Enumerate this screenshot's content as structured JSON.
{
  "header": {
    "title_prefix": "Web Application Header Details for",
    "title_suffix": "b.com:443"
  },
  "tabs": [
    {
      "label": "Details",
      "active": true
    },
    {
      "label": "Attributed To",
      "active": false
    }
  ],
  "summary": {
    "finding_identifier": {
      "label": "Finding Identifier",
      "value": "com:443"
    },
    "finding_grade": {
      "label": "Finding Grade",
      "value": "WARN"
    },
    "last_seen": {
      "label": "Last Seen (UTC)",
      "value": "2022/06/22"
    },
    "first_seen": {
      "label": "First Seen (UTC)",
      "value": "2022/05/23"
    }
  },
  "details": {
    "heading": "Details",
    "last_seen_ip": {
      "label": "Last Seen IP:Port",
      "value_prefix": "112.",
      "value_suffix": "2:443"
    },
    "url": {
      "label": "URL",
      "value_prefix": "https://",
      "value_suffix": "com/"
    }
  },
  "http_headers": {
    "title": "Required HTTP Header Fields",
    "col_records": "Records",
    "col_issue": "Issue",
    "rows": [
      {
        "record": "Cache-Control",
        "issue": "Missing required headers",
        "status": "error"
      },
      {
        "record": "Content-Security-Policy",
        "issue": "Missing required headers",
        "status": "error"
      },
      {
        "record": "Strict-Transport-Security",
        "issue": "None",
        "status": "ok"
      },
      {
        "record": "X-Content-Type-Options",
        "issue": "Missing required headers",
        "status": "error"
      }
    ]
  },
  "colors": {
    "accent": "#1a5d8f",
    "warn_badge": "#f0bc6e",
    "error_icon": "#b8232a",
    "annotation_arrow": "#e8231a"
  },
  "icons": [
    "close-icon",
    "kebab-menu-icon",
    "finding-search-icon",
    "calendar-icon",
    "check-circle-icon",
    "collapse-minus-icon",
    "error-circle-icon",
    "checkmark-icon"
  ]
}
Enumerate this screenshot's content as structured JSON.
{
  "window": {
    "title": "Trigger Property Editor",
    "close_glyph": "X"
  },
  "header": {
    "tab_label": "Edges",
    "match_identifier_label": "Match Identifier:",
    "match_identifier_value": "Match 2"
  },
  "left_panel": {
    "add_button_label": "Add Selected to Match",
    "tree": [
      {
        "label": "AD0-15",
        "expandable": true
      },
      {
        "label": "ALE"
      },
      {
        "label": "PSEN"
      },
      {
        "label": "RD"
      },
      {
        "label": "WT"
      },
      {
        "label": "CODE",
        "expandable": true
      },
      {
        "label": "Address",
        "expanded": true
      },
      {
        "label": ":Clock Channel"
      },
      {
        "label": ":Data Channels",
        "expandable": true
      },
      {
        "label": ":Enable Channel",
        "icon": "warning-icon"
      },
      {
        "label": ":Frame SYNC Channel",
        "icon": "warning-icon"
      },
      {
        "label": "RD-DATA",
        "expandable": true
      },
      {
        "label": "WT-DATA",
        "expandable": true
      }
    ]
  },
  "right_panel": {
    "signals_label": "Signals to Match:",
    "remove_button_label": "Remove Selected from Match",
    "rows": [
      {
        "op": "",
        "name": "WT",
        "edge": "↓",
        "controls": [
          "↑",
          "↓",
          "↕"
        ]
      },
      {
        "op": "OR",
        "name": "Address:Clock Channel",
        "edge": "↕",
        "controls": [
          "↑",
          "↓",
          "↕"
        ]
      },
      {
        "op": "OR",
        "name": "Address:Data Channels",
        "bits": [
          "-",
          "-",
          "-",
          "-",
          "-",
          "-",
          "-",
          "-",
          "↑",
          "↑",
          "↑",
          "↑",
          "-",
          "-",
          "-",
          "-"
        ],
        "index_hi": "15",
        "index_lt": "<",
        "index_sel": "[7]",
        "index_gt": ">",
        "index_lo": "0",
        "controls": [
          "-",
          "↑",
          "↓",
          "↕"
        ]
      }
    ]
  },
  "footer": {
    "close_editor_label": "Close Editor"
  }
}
------------
= Description of the task =
Go through the records above and retype each one exactly.

= Finished task =
Enumerate this screenshot's content as structured JSON.
{
  "header": {
    "title_prefix": "Web Application Header Details for",
    "title_suffix": "b.com:443"
  },
  "tabs": [
    {
      "label": "Details",
      "active": true
    },
    {
      "label": "Attributed To",
      "active": false
    }
  ],
  "summary": {
    "finding_identifier": {
      "label": "Finding Identifier",
      "value": "com:443"
    },
    "finding_grade": {
      "label": "Finding Grade",
      "value": "WARN"
    },
    "last_seen": {
      "label": "Last Seen (UTC)",
      "value": "2022/06/22"
    },
    "first_seen": {
      "label": "First Seen (UTC)",
      "value": "2022/05/23"
    }
  },
  "details": {
    "heading": "Details",
    "last_seen_ip": {
      "label": "Last Seen IP:Port",
      "value_prefix": "112.",
      "value_suffix": "2:443"
    },
    "url": {
      "label": "URL",
      "value_prefix": "https://",
      "value_suffix": "com/"
    }
  },
  "http_headers": {
    "title": "Required HTTP Header Fields",
    "col_records": "Records",
    "col_issue": "Issue",
    "rows": [
      {
        "record": "Cache-Control",
        "issue": "Missing required headers",
        "status": "error"
      },
      {
        "record": "Content-Security-Policy",
        "issue": "Missing required headers",
        "status": "error"
      },
      {
        "record": "Strict-Transport-Security",
        "issue": "None",
        "status": "ok"
      },
      {
        "record": "X-Content-Type-Options",
        "issue": "Missing required headers",
        "status": "error"
      }
    ]
  },
  "colors": {
    "accent": "#1a5d8f",
    "warn_badge": "#f0bc6e",
    "error_icon": "#b8232a",
    "annotation_arrow": "#e8231a"
  },
  "icons": [
    "close-icon",
    "kebab-menu-icon",
    "finding-search-icon",
    "calendar-icon",
    "check-circle-icon",
    "collapse-minus-icon",
    "error-circle-icon",
    "checkmark-icon"
  ]
}
Enumerate this screenshot's content as structured JSON.
{
  "window": {
    "title": "Trigger Property Editor",
    "close_glyph": "X"
  },
  "header": {
    "tab_label": "Edges",
    "match_identifier_label": "Match Identifier:",
    "match_identifier_value": "Match 2"
  },
  "left_panel": {
    "add_button_label": "Add Selected to Match",
    "tree": [
      {
        "label": "AD0-15",
        "expandable": true
      },
      {
        "label": "ALE"
      },
      {
        "label": "PSEN"
      },
      {
        "label": "RD"
      },
      {
        "label": "WT"
      },
      {
        "label": "CODE",
        "expandable": true
      },
      {
        "label": "Address",
        "expanded": true
      },
      {
        "label": ":Clock Channel"
      },
      {
        "label": ":Data Channels",
        "expandable": true
      },
      {
        "label": ":Enable Channel",
        "icon": "warning-icon"
      },
      {
        "label": ":Frame SYNC Channel",
        "icon": "warning-icon"
      },
      {
        "label": "RD-DATA",
        "expandable": true
      },
      {
        "label": "WT-DATA",
        "expandable": true
      }
    ]
  },
  "right_panel": {
    "signals_label": "Signals to Match:",
    "remove_button_label": "Remove Selected from Match",
    "rows": [
      {
        "op": "",
        "name": "WT",
        "edge": "↓",
        "controls": [
          "↑",
          "↓",
          "↕"
        ]
      },
      {
        "op": "OR",
        "name": "Address:Clock Channel",
        "edge": "↕",
        "controls": [
          "↑",
          "↓",
          "↕"
        ]
      },
      {
        "op": "OR",
        "name": "Address:Data Channels",
        "bits": [
          "-",
          "-",
          "-",
          "-",
          "-",
          "-",
          "-",
          "-",
          "↑",
          "↑",
          "↑",
          "↑",
          "-",
          "-",
          "-",
          "-"
        ],
        "index_hi": "15",
        "index_lt": "<",
        "index_sel": "[7]",
        "index_gt": ">",
        "index_lo": "0",
        "controls": [
          "-",
          "↑",
          "↓",
          "↕"
        ]
      }
    ]
  },
  "footer": {
    "close_editor_label": "Close Editor"
  }
}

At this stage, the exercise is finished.